Exercise – Could you print every record below exactly as it appears?

(Dataset records)
'''

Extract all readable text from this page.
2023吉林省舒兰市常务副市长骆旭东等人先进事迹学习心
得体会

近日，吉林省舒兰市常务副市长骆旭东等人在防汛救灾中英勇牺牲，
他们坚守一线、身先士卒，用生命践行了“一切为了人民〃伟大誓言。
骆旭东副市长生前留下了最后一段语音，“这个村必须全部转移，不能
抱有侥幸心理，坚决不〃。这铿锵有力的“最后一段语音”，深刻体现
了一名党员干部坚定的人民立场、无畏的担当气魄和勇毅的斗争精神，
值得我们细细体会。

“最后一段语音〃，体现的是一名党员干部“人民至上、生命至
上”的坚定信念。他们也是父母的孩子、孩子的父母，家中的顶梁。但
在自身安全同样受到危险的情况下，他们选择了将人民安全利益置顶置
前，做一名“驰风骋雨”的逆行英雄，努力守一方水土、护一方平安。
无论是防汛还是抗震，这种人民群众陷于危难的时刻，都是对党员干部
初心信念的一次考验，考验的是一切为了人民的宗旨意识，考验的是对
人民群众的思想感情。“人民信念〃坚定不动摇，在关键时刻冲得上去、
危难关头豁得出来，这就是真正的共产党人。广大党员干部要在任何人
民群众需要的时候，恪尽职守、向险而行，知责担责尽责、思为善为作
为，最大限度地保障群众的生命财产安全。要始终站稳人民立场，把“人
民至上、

'''

Task output –
Extract all readable text from this page.
2023吉林省舒兰市常务副市长骆旭东等人先进事迹学习心
得体会

近日，吉林省舒兰市常务副市长骆旭东等人在防汛救灾中英勇牺牲，
他们坚守一线、身先士卒，用生命践行了“一切为了人民〃伟大誓言。
骆旭东副市长生前留下了最后一段语音，“这个村必须全部转移，不能
抱有侥幸心理，坚决不〃。这铿锵有力的“最后一段语音”，深刻体现
了一名党员干部坚定的人民立场、无畏的担当气魄和勇毅的斗争精神，
值得我们细细体会。

“最后一段语音〃，体现的是一名党员干部“人民至上、生命至
上”的坚定信念。他们也是父母的孩子、孩子的父母，家中的顶梁。但
在自身安全同样受到危险的情况下，他们选择了将人民安全利益置顶置
前，做一名“驰风骋雨”的逆行英雄，努力守一方水土、护一方平安。
无论是防汛还是抗震，这种人民群众陷于危难的时刻，都是对党员干部
初心信念的一次考验，考验的是一切为了人民的宗旨意识，考验的是对
人民群众的思想感情。“人民信念〃坚定不动摇，在关键时刻冲得上去、
危难关头豁得出来，这就是真正的共产党人。广大党员干部要在任何人
民群众需要的时候，恪尽职守、向险而行，知责担责尽责、思为善为作
为，最大限度地保障群众的生命财产安全。要始终站稳人民立场，把“人
民至上、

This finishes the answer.